_EXERCISE DIRECTIONS_:
Below are the records. Gather each line that holds "here".
#### GIVEN DATA ####
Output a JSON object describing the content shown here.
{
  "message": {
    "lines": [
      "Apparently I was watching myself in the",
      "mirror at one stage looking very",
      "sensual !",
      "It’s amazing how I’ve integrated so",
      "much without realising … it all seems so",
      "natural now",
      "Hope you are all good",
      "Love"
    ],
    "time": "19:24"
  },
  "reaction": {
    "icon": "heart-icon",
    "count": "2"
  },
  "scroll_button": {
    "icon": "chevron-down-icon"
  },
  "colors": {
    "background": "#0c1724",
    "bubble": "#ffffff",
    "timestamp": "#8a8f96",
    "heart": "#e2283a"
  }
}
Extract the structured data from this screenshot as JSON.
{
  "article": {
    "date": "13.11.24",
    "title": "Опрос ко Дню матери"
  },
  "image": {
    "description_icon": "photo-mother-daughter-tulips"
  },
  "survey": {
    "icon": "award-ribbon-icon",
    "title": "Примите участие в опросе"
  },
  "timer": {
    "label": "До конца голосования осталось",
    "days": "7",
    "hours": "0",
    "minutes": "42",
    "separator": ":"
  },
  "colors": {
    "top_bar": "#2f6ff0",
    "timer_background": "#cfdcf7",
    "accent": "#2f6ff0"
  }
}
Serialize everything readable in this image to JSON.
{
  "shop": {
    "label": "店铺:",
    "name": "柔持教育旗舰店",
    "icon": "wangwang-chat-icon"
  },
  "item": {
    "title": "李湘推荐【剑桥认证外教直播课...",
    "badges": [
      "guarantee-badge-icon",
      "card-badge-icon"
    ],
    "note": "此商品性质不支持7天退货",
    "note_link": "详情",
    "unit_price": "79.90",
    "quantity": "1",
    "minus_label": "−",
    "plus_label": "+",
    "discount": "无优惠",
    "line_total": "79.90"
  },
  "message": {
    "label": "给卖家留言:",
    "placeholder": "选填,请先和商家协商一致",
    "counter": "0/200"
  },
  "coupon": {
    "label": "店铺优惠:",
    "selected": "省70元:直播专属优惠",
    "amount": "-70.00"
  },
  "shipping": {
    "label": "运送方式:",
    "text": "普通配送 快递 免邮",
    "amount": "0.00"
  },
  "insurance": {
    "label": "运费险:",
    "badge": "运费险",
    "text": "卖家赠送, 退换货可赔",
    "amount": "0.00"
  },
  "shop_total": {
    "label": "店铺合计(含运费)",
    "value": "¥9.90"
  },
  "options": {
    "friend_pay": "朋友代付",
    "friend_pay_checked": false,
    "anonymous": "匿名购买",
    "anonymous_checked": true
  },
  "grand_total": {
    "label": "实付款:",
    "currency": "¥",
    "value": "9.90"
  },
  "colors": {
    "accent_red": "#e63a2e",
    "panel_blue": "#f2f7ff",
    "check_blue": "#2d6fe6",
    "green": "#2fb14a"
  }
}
####
#### GIVEN DATA ####
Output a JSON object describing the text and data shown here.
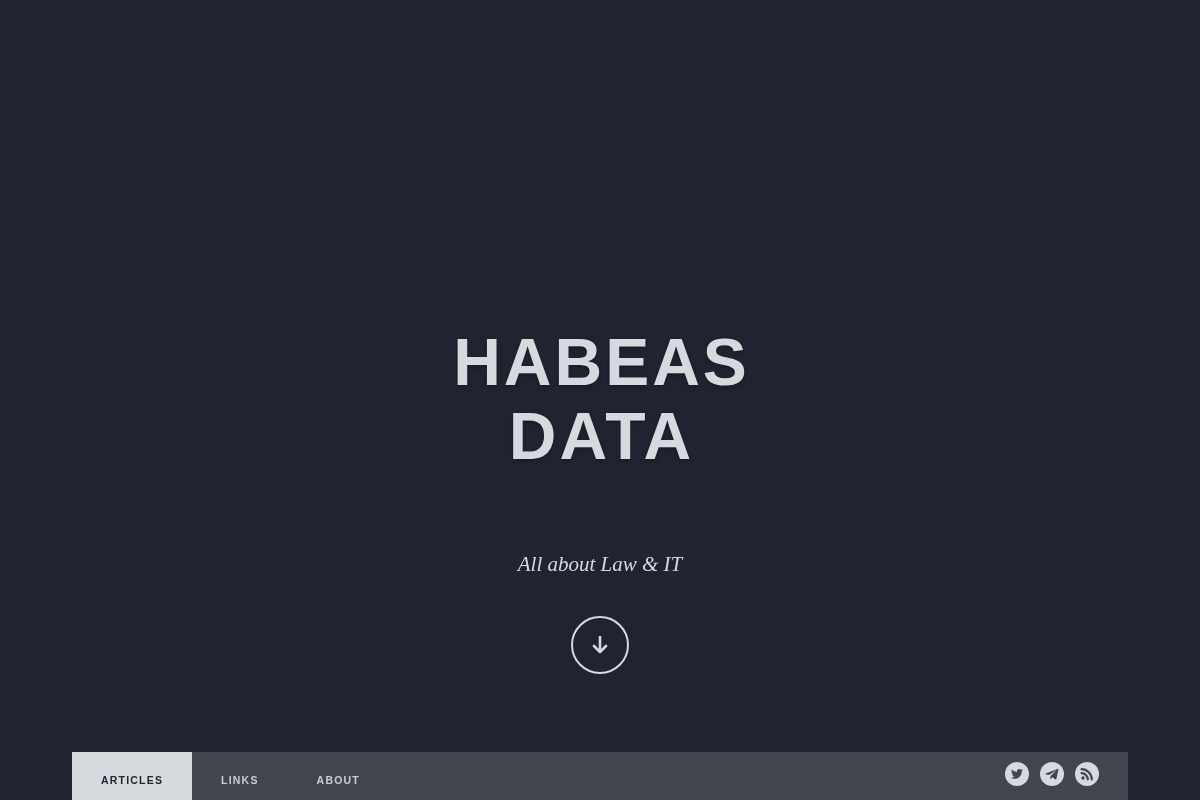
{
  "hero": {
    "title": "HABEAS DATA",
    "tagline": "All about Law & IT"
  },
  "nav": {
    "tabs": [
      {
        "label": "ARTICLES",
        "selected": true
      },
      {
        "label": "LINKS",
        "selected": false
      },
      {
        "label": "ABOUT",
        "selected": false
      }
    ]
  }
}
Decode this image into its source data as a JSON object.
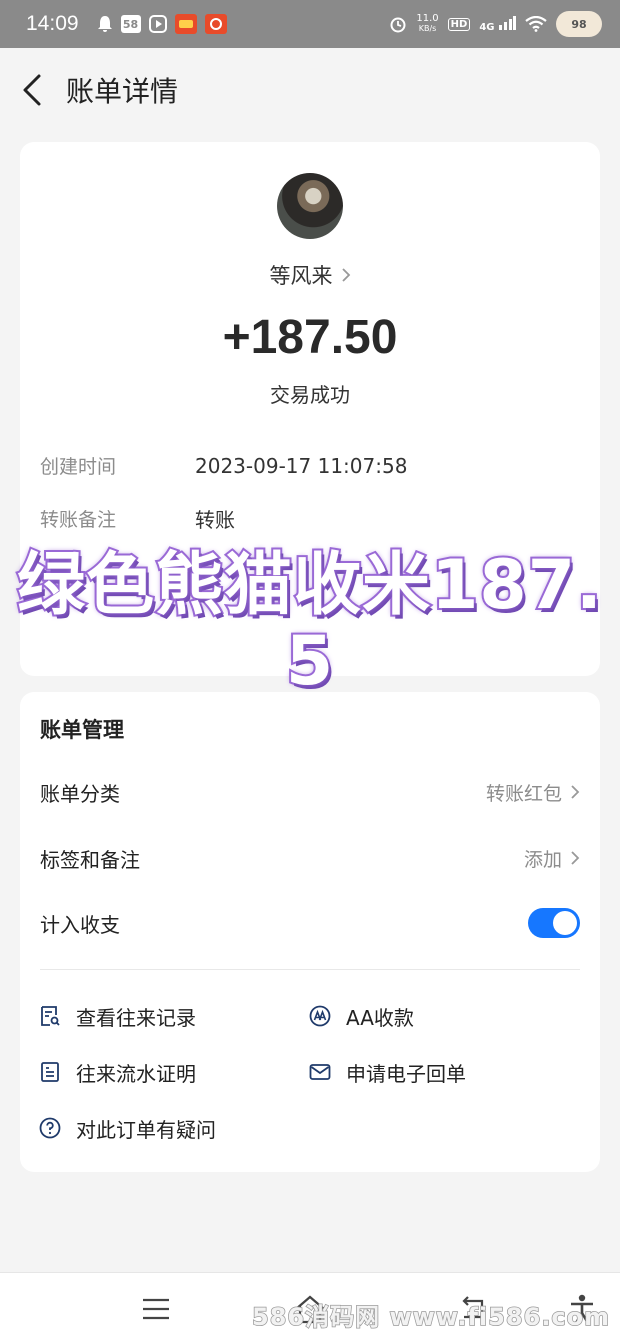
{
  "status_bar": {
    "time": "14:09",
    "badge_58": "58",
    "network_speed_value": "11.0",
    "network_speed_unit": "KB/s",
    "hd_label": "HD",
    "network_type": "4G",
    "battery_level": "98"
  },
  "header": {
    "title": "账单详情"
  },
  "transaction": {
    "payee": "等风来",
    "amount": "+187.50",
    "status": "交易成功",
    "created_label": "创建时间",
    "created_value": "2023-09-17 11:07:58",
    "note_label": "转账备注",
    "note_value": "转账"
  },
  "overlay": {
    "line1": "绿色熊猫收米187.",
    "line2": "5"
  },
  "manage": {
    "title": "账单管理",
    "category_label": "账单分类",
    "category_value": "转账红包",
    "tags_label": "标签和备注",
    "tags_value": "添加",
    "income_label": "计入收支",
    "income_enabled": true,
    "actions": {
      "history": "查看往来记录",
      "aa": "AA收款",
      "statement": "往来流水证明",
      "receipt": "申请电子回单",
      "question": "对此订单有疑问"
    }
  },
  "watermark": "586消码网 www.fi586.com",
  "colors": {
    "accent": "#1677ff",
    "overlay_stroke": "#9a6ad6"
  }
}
####
#### GIVEN DATA ####
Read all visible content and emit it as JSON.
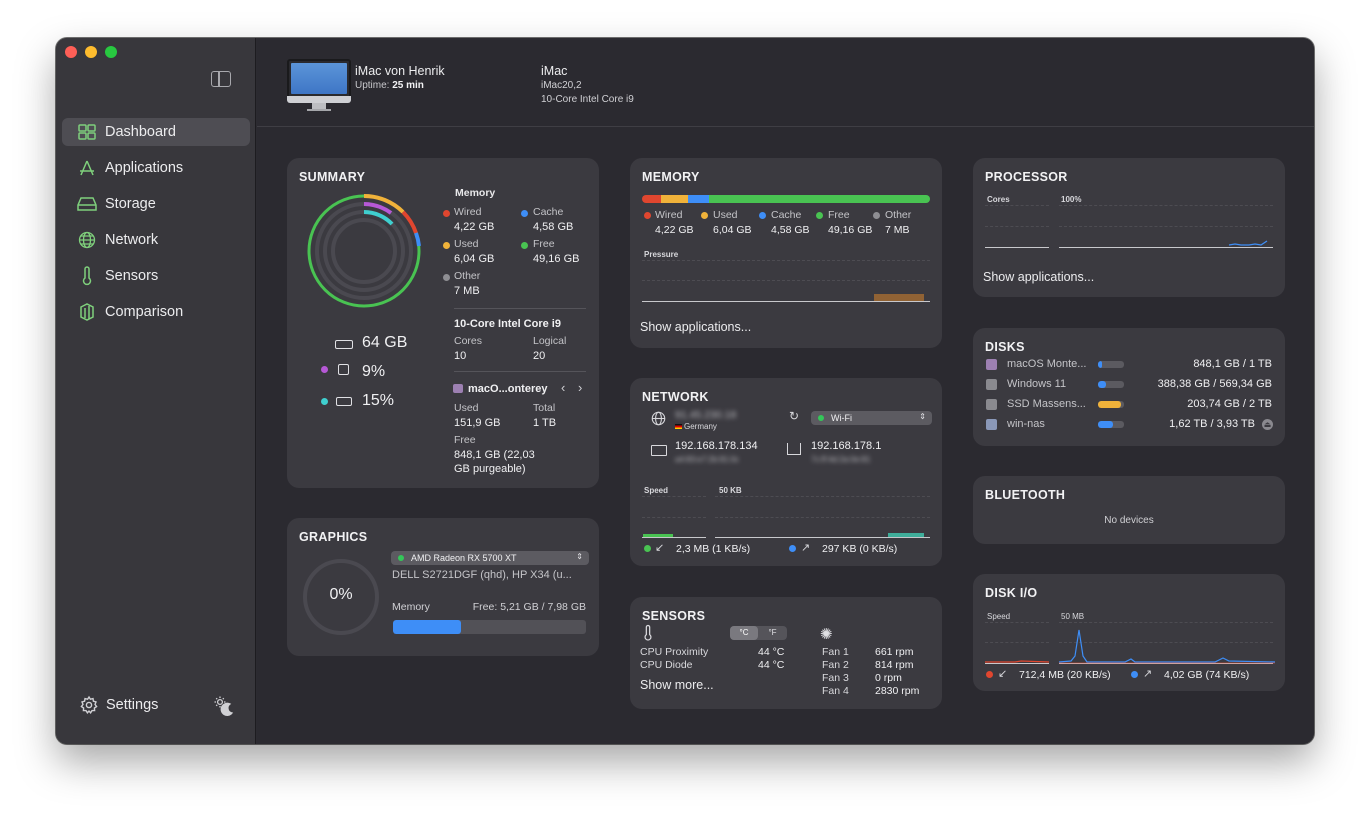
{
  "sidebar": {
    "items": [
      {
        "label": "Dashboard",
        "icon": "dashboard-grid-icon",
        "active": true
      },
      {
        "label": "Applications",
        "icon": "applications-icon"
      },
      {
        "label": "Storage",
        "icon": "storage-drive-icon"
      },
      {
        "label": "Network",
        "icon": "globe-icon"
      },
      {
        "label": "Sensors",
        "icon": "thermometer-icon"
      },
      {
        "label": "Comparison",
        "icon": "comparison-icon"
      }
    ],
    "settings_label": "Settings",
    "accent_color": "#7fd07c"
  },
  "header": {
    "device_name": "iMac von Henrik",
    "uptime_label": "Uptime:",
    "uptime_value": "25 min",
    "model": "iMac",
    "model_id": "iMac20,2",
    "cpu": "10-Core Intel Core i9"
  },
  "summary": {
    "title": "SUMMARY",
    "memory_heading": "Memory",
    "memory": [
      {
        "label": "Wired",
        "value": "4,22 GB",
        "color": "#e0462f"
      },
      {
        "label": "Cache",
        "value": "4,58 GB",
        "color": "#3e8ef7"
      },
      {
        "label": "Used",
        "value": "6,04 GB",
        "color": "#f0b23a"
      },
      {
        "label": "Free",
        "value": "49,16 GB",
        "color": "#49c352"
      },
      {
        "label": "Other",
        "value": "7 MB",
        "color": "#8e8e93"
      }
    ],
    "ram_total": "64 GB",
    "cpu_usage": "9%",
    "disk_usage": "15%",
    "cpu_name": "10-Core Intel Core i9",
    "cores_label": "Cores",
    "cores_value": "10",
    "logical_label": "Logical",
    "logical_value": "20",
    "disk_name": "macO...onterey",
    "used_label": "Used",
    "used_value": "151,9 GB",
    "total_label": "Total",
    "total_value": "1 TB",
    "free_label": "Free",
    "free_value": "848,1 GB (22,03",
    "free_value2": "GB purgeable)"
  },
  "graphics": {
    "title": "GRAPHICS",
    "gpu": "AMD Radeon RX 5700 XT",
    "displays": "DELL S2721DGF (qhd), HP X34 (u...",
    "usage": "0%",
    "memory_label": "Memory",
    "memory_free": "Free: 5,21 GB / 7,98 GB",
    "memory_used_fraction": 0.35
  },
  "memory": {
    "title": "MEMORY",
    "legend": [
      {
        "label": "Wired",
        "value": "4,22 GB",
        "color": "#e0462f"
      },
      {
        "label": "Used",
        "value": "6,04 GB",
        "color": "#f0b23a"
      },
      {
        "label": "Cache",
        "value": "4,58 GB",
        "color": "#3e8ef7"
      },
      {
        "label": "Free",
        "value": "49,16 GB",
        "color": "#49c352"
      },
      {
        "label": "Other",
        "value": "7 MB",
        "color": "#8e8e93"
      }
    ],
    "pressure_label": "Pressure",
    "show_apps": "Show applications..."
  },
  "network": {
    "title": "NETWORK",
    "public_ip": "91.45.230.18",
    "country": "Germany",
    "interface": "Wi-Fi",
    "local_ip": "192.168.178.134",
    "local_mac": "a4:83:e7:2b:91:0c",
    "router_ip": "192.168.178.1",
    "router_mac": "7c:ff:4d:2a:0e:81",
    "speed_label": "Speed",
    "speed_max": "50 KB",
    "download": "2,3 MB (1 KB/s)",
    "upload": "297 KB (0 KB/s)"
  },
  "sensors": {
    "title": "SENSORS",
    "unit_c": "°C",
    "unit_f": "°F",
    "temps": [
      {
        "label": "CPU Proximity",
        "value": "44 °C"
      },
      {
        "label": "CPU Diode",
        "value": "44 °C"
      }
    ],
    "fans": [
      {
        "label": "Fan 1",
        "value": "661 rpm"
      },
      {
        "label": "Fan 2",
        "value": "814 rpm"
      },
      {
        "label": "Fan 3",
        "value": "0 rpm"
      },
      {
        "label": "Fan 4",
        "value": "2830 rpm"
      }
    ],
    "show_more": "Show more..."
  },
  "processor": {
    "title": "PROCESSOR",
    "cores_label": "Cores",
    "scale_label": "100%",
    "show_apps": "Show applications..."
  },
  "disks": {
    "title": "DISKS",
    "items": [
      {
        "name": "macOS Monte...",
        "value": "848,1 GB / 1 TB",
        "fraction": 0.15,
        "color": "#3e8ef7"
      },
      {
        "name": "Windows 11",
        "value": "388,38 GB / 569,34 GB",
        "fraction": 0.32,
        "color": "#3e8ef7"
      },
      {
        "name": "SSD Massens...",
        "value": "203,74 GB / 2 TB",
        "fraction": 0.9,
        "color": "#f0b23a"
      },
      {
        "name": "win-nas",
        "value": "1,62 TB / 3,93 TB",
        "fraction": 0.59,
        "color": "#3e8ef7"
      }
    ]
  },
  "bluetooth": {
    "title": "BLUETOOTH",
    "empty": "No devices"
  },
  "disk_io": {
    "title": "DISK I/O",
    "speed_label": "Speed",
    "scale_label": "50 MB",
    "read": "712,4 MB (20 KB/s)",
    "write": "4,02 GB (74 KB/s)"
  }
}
####
_THE RESPONSE_:
Output a JSON object describing the content shown here.
Output a JSON object describing the text and data shown here.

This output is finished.